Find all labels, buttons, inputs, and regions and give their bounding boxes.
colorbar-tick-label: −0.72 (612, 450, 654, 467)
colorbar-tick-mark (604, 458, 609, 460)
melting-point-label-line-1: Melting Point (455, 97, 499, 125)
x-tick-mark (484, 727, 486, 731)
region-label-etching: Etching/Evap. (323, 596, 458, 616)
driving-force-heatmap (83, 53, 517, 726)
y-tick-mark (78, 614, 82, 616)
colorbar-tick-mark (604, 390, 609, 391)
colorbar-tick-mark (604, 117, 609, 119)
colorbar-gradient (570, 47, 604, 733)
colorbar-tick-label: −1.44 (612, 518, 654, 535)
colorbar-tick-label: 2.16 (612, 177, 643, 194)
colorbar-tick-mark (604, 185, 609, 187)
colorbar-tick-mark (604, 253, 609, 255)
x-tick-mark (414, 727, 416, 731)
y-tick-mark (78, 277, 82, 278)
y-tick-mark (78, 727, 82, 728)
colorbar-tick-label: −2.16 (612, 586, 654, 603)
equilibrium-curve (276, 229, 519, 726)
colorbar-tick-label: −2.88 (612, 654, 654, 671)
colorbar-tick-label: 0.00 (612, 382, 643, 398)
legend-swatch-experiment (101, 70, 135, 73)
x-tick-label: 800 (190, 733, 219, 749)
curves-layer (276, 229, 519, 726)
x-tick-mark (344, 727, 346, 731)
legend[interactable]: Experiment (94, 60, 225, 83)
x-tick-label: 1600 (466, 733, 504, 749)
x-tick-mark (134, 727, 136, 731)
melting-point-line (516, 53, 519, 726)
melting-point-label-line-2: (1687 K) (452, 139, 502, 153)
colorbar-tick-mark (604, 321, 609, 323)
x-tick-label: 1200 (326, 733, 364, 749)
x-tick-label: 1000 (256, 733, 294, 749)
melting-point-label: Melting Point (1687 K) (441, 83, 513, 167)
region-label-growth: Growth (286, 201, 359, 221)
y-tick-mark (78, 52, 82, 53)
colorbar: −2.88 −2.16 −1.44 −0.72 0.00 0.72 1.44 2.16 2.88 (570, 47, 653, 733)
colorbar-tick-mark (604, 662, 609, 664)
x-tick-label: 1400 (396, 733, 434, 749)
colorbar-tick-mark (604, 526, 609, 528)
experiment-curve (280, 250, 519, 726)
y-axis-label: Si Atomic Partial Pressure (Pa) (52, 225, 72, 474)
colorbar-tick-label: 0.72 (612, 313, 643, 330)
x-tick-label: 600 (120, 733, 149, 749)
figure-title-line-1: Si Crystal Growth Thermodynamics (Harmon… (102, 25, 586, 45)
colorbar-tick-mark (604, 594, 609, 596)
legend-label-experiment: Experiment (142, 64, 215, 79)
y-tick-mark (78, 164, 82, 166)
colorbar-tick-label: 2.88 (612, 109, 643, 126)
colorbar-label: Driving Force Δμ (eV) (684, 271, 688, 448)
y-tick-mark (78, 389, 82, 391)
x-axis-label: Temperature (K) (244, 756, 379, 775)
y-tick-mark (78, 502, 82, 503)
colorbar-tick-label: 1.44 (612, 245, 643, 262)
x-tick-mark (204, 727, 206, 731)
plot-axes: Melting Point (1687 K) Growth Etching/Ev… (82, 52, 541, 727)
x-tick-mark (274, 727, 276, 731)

┄┄┄┄┄┄┄┄┄┄┄┄┄┄┄┄┄┄┄┄

*WHAT IS BEING ASKED*. Pick out every line of the material above that contains the string "legend", and list those lines.

*SOLUTION TO THE PROBLEM*.
legend-swatch-experiment (101, 70, 135, 73)
legend[interactable]: Experiment (94, 60, 225, 83)
legend-label-experiment: Experiment (142, 64, 215, 79)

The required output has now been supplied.